Replace "Enumerate" with "Identify" in the lines below and give them back with nothing else changed. Leave the pictures out.

* Extracted entries *
---

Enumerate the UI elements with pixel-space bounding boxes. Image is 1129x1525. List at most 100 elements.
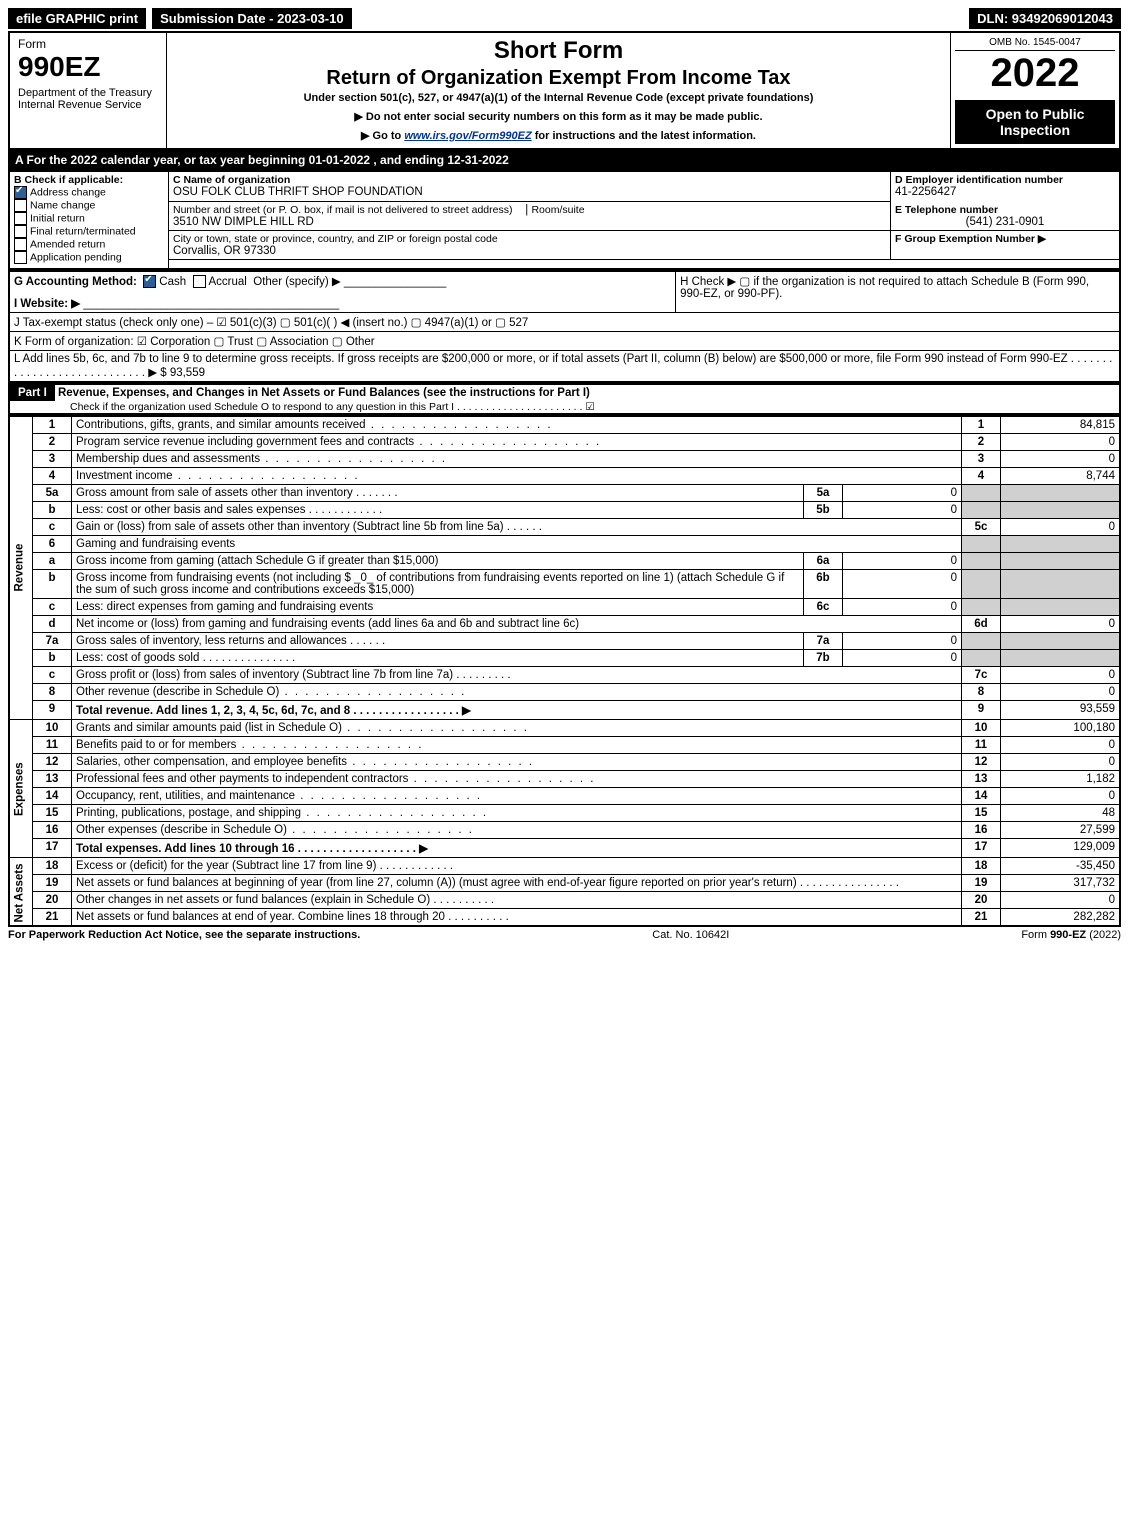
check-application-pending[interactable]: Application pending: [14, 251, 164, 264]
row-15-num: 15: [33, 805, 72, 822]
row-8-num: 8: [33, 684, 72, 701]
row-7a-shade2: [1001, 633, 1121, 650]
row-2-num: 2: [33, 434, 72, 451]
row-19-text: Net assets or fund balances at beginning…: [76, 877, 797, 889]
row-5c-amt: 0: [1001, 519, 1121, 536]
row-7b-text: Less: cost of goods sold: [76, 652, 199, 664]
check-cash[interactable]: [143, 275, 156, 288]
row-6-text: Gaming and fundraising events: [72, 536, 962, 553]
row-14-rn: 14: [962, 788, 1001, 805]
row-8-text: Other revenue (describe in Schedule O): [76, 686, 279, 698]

---

* Solution for this problem *
Identify the UI elements with pixel-space bounding boxes. Image is 1129x1525. List at most 100 elements.
check-application-pending[interactable]: Application pending: [14, 251, 164, 264]
row-15-num: 15: [33, 805, 72, 822]
row-8-num: 8: [33, 684, 72, 701]
row-7a-shade2: [1001, 633, 1121, 650]
row-2-num: 2: [33, 434, 72, 451]
row-19-text: Net assets or fund balances at beginning…: [76, 877, 797, 889]
row-5c-amt: 0: [1001, 519, 1121, 536]
row-7b-text: Less: cost of goods sold: [76, 652, 199, 664]
check-cash[interactable]: [143, 275, 156, 288]
row-6-text: Gaming and fundraising events: [72, 536, 962, 553]
row-14-rn: 14: [962, 788, 1001, 805]
row-8-text: Other revenue (describe in Schedule O): [76, 686, 279, 698]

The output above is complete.